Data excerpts
################
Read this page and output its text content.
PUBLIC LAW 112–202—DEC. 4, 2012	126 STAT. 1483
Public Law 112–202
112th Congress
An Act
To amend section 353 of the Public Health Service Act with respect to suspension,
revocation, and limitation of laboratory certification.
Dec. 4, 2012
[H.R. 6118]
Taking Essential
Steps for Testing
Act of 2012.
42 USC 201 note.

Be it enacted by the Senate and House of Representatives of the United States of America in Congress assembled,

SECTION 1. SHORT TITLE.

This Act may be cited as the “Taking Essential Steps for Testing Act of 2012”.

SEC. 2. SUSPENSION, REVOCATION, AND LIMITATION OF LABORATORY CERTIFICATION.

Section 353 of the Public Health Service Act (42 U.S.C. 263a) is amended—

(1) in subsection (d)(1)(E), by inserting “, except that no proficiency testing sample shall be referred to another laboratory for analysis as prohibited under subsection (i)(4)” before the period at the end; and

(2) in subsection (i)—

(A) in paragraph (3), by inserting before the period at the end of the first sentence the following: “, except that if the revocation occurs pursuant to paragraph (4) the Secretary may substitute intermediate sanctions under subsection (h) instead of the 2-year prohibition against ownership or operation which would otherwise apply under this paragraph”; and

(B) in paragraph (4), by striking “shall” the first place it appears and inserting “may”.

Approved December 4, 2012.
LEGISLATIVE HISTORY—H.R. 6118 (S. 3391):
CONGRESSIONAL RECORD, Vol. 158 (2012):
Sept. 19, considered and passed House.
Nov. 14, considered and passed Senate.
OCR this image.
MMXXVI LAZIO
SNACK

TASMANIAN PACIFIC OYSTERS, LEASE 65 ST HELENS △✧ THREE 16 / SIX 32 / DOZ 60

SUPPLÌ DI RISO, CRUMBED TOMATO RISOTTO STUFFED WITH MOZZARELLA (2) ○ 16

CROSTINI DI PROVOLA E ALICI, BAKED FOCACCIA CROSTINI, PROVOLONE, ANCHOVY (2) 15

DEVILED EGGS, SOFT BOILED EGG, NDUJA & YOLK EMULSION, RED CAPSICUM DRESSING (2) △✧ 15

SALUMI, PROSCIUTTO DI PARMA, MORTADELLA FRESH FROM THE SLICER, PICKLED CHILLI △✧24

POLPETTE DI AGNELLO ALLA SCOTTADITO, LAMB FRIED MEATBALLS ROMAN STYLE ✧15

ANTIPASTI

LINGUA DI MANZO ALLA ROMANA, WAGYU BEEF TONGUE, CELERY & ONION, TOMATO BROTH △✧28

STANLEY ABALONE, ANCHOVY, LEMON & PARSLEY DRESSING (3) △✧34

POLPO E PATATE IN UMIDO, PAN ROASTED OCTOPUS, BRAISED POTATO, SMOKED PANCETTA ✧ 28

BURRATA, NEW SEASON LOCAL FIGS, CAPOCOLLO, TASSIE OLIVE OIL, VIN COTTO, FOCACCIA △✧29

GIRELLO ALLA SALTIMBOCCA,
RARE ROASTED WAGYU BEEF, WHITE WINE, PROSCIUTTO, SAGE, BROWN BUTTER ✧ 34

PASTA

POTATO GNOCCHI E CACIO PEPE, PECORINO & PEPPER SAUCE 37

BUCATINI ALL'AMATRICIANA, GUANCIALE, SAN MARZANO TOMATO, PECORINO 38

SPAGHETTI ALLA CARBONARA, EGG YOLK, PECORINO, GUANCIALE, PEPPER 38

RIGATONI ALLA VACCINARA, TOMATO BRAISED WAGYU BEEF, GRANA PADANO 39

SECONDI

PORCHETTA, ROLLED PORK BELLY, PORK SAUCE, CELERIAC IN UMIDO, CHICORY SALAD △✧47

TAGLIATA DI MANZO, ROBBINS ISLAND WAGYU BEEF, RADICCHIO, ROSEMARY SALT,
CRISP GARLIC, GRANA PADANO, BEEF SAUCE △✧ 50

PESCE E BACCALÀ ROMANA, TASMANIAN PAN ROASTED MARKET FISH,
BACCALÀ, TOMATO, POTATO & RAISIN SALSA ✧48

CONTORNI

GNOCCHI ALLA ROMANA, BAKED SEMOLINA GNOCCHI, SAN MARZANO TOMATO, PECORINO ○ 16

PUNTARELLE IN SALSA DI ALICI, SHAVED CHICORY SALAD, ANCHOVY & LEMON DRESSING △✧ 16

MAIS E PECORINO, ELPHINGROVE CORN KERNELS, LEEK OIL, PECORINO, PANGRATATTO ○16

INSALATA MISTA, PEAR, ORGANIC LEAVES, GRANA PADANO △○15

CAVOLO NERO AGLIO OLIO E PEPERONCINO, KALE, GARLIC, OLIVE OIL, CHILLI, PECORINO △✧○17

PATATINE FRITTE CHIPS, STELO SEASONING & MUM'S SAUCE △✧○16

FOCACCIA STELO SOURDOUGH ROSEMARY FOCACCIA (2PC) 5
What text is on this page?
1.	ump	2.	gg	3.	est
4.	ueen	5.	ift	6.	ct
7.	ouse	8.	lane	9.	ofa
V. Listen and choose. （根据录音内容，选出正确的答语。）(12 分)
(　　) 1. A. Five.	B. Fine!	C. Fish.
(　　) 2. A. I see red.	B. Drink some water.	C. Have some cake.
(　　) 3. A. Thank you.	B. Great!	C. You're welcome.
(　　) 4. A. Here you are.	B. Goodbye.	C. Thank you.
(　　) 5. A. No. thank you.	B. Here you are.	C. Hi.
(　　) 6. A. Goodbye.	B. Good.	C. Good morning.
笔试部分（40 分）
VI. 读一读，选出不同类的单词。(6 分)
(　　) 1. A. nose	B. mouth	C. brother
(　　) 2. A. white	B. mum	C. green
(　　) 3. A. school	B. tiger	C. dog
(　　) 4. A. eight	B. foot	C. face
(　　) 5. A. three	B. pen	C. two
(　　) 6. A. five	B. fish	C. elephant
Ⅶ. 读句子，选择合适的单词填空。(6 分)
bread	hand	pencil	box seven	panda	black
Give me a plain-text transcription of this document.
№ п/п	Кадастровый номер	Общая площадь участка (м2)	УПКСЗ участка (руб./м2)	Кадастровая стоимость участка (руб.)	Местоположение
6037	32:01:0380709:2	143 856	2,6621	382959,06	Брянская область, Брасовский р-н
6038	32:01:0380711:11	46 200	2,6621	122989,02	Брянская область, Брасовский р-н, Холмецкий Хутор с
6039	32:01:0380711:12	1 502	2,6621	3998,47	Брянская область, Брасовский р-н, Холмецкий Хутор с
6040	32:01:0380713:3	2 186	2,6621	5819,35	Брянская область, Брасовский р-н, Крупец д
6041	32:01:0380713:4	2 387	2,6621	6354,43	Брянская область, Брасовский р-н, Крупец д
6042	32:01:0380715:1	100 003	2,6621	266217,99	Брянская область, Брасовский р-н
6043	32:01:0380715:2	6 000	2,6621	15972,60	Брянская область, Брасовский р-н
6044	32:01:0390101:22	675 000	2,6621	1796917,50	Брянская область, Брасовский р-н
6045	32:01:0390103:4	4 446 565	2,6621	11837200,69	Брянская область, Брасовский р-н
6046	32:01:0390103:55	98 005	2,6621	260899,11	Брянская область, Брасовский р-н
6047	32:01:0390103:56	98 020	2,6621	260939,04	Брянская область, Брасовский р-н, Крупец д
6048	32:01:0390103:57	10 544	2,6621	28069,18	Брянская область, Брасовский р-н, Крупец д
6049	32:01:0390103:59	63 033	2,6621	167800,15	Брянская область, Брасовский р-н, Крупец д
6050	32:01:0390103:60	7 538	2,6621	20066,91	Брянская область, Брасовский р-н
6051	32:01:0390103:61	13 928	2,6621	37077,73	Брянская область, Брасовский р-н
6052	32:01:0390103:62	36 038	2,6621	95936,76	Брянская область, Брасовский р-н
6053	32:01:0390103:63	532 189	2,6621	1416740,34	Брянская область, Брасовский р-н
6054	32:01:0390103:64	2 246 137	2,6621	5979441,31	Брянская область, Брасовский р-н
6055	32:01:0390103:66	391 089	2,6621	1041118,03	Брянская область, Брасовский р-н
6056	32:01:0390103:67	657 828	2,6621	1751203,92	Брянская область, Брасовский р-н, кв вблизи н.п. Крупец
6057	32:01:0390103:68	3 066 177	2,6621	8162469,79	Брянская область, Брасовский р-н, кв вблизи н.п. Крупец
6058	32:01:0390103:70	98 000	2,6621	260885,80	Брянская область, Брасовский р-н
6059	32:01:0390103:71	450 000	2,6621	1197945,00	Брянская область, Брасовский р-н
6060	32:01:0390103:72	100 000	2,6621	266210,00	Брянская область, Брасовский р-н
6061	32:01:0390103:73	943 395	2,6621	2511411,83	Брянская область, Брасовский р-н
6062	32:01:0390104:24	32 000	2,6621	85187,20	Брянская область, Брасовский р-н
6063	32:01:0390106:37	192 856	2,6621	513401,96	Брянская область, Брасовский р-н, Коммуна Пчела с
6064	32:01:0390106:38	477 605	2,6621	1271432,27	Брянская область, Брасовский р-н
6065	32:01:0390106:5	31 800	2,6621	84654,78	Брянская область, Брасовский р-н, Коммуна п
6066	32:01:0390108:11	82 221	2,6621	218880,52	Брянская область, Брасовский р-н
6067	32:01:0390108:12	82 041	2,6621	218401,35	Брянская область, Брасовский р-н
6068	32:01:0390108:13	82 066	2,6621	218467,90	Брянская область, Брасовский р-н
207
################
=== PROBLEM TO SOLVE ===
In the records above, how many lines contain the word "GNOCCHI"? Give the number alone.

=== FULL SOLUTION ===
2